Stored records:
====
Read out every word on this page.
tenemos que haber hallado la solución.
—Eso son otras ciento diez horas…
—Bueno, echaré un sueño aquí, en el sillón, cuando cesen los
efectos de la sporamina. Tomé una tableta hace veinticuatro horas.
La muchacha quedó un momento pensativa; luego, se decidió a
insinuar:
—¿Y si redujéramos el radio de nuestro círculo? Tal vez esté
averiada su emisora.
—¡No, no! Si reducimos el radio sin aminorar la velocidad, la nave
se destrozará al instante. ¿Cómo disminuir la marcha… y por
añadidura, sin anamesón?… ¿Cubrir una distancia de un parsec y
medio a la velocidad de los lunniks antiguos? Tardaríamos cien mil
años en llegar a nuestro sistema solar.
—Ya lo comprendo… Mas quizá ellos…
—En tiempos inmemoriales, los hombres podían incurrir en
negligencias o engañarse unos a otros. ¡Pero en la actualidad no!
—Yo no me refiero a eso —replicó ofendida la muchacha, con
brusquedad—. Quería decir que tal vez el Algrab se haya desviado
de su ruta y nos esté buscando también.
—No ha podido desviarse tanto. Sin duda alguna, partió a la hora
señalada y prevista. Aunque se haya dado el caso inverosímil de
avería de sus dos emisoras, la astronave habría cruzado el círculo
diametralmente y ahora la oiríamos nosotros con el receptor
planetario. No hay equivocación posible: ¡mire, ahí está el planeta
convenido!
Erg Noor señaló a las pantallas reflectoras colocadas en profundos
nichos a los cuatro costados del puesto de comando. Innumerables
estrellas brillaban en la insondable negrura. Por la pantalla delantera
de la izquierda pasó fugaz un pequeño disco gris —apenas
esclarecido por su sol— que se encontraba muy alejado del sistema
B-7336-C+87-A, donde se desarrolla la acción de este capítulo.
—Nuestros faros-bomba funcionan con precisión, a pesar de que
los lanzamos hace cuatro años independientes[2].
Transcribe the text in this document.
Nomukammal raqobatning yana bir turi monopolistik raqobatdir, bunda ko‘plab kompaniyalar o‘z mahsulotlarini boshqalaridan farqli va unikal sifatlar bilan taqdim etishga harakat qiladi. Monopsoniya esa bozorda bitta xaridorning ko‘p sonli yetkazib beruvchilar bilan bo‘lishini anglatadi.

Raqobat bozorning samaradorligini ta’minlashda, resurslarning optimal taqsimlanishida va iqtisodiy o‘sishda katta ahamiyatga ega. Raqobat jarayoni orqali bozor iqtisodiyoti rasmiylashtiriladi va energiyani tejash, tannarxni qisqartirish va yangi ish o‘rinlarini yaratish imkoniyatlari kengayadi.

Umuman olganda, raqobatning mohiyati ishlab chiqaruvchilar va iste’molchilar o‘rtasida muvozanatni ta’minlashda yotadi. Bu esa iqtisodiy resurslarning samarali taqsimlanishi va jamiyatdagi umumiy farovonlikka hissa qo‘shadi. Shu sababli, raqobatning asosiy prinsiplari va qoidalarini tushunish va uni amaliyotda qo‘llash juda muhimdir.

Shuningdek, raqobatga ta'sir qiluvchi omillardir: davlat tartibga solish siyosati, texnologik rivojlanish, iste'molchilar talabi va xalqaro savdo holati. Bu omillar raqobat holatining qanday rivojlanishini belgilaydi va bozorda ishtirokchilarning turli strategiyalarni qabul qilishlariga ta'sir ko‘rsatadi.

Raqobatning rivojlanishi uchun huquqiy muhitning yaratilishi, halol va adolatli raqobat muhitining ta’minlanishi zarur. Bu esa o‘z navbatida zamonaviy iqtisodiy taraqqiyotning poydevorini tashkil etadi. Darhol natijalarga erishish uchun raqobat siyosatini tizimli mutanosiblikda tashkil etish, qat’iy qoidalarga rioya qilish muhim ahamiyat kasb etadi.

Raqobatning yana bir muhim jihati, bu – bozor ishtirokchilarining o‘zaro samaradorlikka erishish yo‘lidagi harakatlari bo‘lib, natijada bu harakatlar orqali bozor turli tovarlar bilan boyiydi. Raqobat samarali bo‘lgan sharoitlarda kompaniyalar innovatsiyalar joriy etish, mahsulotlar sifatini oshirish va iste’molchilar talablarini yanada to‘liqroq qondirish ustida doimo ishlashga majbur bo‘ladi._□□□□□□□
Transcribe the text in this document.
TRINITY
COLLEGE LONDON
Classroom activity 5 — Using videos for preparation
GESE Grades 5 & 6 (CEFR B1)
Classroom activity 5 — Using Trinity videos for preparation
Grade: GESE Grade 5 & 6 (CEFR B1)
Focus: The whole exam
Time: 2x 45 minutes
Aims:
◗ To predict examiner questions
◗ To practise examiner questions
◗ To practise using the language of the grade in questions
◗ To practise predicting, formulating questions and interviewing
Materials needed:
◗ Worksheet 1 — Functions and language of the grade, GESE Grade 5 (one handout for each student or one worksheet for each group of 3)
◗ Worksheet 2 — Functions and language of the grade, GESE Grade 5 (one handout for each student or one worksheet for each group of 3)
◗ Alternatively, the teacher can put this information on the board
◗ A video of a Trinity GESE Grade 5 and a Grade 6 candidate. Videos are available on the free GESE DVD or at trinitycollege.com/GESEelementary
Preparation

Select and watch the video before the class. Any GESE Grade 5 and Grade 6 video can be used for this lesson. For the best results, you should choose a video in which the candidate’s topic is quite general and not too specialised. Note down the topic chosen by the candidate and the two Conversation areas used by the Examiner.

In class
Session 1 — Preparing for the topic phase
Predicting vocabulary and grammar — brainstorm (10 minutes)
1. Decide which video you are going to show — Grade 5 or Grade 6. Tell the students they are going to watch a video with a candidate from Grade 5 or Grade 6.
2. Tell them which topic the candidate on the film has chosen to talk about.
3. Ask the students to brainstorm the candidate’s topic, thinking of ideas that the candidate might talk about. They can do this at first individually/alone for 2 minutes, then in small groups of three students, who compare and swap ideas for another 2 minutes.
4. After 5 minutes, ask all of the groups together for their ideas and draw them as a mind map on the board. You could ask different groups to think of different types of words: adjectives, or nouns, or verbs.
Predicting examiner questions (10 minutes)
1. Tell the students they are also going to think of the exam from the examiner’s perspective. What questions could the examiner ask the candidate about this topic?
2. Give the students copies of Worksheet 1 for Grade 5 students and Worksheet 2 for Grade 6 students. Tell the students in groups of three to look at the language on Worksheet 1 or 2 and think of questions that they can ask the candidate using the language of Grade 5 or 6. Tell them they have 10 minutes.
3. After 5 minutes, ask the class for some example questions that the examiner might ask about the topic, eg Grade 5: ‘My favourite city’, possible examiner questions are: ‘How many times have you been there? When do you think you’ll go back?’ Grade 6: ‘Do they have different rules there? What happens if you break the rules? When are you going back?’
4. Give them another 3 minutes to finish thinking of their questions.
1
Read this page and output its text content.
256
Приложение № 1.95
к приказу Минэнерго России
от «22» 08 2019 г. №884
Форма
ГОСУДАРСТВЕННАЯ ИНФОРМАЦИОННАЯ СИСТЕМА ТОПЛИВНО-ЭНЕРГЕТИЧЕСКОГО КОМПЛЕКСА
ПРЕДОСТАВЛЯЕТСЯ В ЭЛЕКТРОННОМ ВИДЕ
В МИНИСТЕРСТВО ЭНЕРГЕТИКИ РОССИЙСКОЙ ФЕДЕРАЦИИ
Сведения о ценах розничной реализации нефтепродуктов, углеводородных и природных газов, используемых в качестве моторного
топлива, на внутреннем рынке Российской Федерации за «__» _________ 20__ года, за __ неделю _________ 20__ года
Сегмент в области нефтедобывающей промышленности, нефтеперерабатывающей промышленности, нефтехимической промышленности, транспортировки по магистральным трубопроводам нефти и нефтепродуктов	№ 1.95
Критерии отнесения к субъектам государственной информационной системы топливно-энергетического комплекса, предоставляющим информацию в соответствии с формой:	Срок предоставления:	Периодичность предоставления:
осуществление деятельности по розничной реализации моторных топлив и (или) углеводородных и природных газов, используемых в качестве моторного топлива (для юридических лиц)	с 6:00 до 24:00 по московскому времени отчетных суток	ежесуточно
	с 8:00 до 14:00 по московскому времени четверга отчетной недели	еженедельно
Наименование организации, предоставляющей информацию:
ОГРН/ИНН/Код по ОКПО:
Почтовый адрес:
====
■ **Requirement**
Print the line containing "Read this page and output its text content." and every line after it to the end of the records above, exactly as written, and nothing else.

■ **Exercise response**
Read this page and output its text content.
256
Приложение № 1.95
к приказу Минэнерго России
от «22» 08 2019 г. №884
Форма
ГОСУДАРСТВЕННАЯ ИНФОРМАЦИОННАЯ СИСТЕМА ТОПЛИВНО-ЭНЕРГЕТИЧЕСКОГО КОМПЛЕКСА
ПРЕДОСТАВЛЯЕТСЯ В ЭЛЕКТРОННОМ ВИДЕ
В МИНИСТЕРСТВО ЭНЕРГЕТИКИ РОССИЙСКОЙ ФЕДЕРАЦИИ
Сведения о ценах розничной реализации нефтепродуктов, углеводородных и природных газов, используемых в качестве моторного
топлива, на внутреннем рынке Российской Федерации за «__» _________ 20__ года, за __ неделю _________ 20__ года
Сегмент в области нефтедобывающей промышленности, нефтеперерабатывающей промышленности, нефтехимической промышленности, транспортировки по магистральным трубопроводам нефти и нефтепродуктов	№ 1.95
Критерии отнесения к субъектам государственной информационной системы топливно-энергетического комплекса, предоставляющим информацию в соответствии с формой:	Срок предоставления:	Периодичность предоставления:
осуществление деятельности по розничной реализации моторных топлив и (или) углеводородных и природных газов, используемых в качестве моторного топлива (для юридических лиц)	с 6:00 до 24:00 по московскому времени отчетных суток	ежесуточно
	с 8:00 до 14:00 по московскому времени четверга отчетной недели	еженедельно
Наименование организации, предоставляющей информацию:
ОГРН/ИНН/Код по ОКПО:
Почтовый адрес:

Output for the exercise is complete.